» **Direction**
Copy out all lines of the records in which the word "valittajan" appears.

┌─ Data extract

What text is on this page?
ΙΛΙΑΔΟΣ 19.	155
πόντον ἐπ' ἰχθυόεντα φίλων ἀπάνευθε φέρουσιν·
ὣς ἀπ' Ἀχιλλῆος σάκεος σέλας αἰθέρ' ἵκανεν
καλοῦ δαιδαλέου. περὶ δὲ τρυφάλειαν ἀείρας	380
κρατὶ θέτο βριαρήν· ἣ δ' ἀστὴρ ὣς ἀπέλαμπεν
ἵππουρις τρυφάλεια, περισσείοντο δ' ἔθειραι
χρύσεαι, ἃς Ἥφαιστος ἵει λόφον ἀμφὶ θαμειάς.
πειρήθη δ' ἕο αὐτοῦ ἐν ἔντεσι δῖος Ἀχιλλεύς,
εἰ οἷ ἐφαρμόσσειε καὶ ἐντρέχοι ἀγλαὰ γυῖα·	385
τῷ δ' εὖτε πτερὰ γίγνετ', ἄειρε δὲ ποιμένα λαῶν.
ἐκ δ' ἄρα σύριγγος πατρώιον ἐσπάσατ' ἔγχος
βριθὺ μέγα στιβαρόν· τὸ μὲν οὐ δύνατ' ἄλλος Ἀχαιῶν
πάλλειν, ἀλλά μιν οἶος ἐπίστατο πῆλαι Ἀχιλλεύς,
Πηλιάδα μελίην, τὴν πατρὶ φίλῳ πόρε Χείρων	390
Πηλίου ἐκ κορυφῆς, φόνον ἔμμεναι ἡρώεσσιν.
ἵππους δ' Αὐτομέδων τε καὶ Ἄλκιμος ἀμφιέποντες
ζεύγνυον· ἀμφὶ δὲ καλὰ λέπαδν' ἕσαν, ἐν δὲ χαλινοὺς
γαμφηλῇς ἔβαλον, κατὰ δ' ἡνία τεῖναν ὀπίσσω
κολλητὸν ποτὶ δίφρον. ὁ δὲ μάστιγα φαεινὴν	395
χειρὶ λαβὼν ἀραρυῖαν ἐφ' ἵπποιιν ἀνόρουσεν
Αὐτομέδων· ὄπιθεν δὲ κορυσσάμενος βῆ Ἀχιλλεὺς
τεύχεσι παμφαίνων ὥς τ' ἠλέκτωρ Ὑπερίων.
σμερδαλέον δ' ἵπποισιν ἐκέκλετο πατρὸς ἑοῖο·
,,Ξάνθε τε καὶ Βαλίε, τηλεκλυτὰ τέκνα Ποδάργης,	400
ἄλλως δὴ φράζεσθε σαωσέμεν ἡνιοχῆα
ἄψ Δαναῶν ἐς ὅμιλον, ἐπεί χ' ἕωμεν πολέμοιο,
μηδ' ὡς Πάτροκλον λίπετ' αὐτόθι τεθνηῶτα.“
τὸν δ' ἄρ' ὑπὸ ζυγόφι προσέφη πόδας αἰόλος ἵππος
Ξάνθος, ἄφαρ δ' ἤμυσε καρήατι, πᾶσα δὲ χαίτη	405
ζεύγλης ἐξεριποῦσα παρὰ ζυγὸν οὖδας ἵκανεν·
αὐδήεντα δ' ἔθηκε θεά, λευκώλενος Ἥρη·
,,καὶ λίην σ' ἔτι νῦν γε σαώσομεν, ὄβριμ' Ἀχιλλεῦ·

└─
┌─ Data extract

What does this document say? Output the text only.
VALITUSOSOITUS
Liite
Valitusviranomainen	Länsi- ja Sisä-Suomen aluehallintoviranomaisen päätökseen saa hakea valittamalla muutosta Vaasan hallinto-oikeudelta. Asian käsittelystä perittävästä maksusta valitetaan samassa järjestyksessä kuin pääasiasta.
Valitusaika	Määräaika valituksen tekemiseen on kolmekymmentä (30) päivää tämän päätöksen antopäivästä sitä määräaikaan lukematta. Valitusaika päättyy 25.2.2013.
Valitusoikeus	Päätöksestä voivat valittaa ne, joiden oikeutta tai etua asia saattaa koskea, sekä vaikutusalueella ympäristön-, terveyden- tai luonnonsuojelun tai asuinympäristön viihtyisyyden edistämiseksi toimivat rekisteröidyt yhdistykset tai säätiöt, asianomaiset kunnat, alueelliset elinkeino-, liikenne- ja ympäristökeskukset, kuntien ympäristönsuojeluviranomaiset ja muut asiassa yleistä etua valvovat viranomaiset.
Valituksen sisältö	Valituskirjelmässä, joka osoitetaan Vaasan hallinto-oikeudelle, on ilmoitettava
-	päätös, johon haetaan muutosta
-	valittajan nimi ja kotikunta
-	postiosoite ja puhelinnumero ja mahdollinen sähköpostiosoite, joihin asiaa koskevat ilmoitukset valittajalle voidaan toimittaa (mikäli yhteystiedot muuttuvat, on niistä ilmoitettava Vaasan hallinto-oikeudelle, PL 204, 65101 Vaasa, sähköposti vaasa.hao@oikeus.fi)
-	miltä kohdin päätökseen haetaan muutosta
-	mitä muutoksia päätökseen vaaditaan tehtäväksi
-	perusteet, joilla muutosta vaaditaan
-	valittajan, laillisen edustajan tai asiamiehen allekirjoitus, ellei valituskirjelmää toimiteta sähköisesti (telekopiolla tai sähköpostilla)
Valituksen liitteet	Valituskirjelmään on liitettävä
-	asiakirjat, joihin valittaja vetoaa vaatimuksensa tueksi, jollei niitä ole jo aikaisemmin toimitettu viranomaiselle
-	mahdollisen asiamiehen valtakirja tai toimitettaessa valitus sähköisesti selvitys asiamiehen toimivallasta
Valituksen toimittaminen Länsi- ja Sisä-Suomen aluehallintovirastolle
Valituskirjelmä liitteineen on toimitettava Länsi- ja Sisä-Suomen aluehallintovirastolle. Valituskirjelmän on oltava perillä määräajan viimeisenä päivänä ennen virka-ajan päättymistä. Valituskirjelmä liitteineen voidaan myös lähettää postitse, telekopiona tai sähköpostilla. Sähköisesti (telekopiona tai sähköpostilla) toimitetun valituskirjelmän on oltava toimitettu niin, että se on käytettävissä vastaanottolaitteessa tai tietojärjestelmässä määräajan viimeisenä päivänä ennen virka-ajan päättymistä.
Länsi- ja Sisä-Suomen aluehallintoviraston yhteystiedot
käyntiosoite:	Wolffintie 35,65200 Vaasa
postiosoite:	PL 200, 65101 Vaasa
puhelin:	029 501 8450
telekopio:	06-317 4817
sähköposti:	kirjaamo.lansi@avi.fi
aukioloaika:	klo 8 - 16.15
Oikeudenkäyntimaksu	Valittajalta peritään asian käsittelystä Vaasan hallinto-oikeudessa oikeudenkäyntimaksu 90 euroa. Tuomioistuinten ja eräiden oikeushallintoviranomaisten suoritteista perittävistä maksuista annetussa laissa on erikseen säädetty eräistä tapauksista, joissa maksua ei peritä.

└─

» **The answer**
-	valittajan nimi ja kotikunta
-	valittajan, laillisen edustajan tai asiamiehen allekirjoitus, ellei valituskirjelmää toimiteta sähköisesti (telekopiolla tai sähköpostilla)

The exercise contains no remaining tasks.